--- begin EXERCISE INPUT ---
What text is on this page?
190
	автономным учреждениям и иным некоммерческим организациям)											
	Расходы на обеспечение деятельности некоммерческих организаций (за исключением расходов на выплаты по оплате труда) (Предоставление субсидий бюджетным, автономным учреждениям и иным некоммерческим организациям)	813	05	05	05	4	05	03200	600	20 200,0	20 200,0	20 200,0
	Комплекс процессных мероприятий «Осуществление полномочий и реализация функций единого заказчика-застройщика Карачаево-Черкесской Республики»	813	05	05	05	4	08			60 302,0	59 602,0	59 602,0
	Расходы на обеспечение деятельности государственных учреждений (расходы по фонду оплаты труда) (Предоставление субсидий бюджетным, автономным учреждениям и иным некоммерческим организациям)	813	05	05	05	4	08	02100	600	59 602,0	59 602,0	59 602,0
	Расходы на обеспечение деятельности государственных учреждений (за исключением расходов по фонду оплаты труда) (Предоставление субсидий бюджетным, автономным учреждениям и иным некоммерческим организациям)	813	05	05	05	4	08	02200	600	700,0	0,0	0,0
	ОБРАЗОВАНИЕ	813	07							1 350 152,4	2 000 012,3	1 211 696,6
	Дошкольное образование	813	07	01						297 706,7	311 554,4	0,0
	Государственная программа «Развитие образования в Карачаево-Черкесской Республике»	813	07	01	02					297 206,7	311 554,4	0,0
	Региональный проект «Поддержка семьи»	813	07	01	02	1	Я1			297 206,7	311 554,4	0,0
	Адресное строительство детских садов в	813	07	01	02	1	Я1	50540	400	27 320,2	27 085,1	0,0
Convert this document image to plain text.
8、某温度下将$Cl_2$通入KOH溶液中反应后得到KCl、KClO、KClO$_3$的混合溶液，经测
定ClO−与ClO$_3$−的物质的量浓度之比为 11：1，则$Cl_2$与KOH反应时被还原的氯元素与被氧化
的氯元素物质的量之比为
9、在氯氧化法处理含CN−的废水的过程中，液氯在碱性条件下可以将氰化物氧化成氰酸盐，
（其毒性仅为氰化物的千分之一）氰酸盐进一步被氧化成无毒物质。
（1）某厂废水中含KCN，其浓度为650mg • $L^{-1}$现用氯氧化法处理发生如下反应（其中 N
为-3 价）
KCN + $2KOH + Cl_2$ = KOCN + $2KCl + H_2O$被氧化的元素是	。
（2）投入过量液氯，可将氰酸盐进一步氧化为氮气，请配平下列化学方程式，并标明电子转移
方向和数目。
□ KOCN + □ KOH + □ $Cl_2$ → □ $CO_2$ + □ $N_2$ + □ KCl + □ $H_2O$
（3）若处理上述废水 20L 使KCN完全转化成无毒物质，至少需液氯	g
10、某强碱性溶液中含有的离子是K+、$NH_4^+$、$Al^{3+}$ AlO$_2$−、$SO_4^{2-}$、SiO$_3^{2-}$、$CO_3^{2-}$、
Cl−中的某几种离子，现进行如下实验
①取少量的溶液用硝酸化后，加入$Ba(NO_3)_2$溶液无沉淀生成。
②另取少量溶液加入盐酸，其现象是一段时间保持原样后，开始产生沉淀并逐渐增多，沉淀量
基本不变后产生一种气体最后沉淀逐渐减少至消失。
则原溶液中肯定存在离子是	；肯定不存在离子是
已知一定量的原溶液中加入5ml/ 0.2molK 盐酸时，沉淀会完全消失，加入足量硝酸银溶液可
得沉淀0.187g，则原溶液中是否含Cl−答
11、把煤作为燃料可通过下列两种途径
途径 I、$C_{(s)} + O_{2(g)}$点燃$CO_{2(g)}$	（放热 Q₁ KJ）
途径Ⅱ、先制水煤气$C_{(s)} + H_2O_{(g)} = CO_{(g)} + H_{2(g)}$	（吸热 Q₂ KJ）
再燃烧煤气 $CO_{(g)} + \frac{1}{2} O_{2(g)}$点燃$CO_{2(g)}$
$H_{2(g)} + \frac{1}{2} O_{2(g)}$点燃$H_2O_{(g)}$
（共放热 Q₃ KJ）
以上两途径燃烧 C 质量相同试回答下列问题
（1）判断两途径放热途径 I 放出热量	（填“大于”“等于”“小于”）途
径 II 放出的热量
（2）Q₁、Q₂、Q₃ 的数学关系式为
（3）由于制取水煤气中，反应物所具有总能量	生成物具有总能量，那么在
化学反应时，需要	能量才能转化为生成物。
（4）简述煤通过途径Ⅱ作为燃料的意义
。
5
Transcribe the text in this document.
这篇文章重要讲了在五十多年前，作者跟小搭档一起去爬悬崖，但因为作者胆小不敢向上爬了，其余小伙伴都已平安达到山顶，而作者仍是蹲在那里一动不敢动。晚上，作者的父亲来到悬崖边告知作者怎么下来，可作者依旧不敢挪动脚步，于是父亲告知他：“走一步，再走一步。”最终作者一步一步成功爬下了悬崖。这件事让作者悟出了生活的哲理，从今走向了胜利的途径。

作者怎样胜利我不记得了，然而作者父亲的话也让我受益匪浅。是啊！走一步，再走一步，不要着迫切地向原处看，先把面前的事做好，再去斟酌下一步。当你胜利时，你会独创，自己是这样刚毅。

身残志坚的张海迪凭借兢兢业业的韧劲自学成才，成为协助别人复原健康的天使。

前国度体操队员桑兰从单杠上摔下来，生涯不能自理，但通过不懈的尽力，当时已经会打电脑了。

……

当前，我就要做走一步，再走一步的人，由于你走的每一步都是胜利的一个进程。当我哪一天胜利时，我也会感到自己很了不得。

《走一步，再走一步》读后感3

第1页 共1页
--- end EXERCISE INPUT ---
Copy every line above that holds the word "text".

RESULT FOR THIS TASK:
What text is on this page?
Convert this document image to plain text.
Transcribe the text in this document.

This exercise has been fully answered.